##### Source data
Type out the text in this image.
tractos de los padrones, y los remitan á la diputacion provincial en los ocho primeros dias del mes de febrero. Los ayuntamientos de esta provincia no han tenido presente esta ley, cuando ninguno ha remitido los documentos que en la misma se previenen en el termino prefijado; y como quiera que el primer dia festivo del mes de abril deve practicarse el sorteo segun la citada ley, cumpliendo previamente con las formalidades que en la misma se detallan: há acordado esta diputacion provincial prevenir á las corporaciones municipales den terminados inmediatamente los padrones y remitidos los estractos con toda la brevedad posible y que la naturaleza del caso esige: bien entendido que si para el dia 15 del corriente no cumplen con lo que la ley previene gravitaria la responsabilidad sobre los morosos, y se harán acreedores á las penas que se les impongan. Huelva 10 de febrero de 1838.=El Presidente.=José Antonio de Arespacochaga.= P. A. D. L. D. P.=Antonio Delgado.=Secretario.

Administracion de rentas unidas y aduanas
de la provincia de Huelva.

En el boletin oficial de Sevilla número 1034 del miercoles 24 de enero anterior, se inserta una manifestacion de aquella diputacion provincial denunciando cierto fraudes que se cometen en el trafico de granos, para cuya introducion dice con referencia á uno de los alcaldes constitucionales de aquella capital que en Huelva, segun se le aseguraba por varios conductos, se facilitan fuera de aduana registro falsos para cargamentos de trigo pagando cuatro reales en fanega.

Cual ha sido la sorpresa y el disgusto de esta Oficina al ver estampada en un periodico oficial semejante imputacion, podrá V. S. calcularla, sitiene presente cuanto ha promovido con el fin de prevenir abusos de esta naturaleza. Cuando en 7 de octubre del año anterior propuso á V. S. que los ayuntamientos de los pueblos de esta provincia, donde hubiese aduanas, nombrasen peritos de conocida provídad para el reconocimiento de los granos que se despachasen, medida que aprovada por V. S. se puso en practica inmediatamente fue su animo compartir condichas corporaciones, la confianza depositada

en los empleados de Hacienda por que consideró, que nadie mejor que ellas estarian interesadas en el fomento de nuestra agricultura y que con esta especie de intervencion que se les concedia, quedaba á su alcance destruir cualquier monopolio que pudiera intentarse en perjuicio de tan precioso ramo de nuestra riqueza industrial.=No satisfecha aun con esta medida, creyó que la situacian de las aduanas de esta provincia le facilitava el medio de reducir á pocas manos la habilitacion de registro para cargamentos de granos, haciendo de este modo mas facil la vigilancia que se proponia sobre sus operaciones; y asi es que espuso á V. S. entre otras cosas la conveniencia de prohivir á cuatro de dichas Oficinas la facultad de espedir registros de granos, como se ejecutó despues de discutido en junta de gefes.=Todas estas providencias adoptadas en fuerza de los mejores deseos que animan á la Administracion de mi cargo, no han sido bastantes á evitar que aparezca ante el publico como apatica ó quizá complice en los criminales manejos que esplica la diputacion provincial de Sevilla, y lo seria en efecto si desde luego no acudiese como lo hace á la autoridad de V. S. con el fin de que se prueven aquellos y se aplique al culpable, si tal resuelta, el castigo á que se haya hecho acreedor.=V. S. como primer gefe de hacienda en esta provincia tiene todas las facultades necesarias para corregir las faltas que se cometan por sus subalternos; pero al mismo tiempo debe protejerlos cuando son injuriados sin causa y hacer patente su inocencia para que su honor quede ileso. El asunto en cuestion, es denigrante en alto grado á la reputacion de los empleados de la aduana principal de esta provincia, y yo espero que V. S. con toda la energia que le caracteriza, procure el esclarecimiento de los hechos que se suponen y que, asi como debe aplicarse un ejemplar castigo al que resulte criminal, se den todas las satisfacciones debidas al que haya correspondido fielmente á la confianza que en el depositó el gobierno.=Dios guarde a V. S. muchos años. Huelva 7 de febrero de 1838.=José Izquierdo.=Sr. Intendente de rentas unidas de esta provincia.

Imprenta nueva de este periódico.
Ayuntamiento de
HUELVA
##########
Reproduce all data above, unchanged.

Type out the text in this image.
tractos de los padrones, y los remitan á la diputacion provincial en los ocho primeros dias del mes de febrero. Los ayuntamientos de esta provincia no han tenido presente esta ley, cuando ninguno ha remitido los documentos que en la misma se previenen en el termino prefijado; y como quiera que el primer dia festivo del mes de abril deve practicarse el sorteo segun la citada ley, cumpliendo previamente con las formalidades que en la misma se detallan: há acordado esta diputacion provincial prevenir á las corporaciones municipales den terminados inmediatamente los padrones y remitidos los estractos con toda la brevedad posible y que la naturaleza del caso esige: bien entendido que si para el dia 15 del corriente no cumplen con lo que la ley previene gravitaria la responsabilidad sobre los morosos, y se harán acreedores á las penas que se les impongan. Huelva 10 de febrero de 1838.=El Presidente.=José Antonio de Arespacochaga.= P. A. D. L. D. P.=Antonio Delgado.=Secretario.

Administracion de rentas unidas y aduanas
de la provincia de Huelva.

En el boletin oficial de Sevilla número 1034 del miercoles 24 de enero anterior, se inserta una manifestacion de aquella diputacion provincial denunciando cierto fraudes que se cometen en el trafico de granos, para cuya introducion dice con referencia á uno de los alcaldes constitucionales de aquella capital que en Huelva, segun se le aseguraba por varios conductos, se facilitan fuera de aduana registro falsos para cargamentos de trigo pagando cuatro reales en fanega.

Cual ha sido la sorpresa y el disgusto de esta Oficina al ver estampada en un periodico oficial semejante imputacion, podrá V. S. calcularla, sitiene presente cuanto ha promovido con el fin de prevenir abusos de esta naturaleza. Cuando en 7 de octubre del año anterior propuso á V. S. que los ayuntamientos de los pueblos de esta provincia, donde hubiese aduanas, nombrasen peritos de conocida provídad para el reconocimiento de los granos que se despachasen, medida que aprovada por V. S. se puso en practica inmediatamente fue su animo compartir condichas corporaciones, la confianza depositada

en los empleados de Hacienda por que consideró, que nadie mejor que ellas estarian interesadas en el fomento de nuestra agricultura y que con esta especie de intervencion que se les concedia, quedaba á su alcance destruir cualquier monopolio que pudiera intentarse en perjuicio de tan precioso ramo de nuestra riqueza industrial.=No satisfecha aun con esta medida, creyó que la situacian de las aduanas de esta provincia le facilitava el medio de reducir á pocas manos la habilitacion de registro para cargamentos de granos, haciendo de este modo mas facil la vigilancia que se proponia sobre sus operaciones; y asi es que espuso á V. S. entre otras cosas la conveniencia de prohivir á cuatro de dichas Oficinas la facultad de espedir registros de granos, como se ejecutó despues de discutido en junta de gefes.=Todas estas providencias adoptadas en fuerza de los mejores deseos que animan á la Administracion de mi cargo, no han sido bastantes á evitar que aparezca ante el publico como apatica ó quizá complice en los criminales manejos que esplica la diputacion provincial de Sevilla, y lo seria en efecto si desde luego no acudiese como lo hace á la autoridad de V. S. con el fin de que se prueven aquellos y se aplique al culpable, si tal resuelta, el castigo á que se haya hecho acreedor.=V. S. como primer gefe de hacienda en esta provincia tiene todas las facultades necesarias para corregir las faltas que se cometan por sus subalternos; pero al mismo tiempo debe protejerlos cuando son injuriados sin causa y hacer patente su inocencia para que su honor quede ileso. El asunto en cuestion, es denigrante en alto grado á la reputacion de los empleados de la aduana principal de esta provincia, y yo espero que V. S. con toda la energia que le caracteriza, procure el esclarecimiento de los hechos que se suponen y que, asi como debe aplicarse un ejemplar castigo al que resulte criminal, se den todas las satisfacciones debidas al que haya correspondido fielmente á la confianza que en el depositó el gobierno.=Dios guarde a V. S. muchos años. Huelva 7 de febrero de 1838.=José Izquierdo.=Sr. Intendente de rentas unidas de esta provincia.

Imprenta nueva de este periódico.
Ayuntamiento de
HUELVA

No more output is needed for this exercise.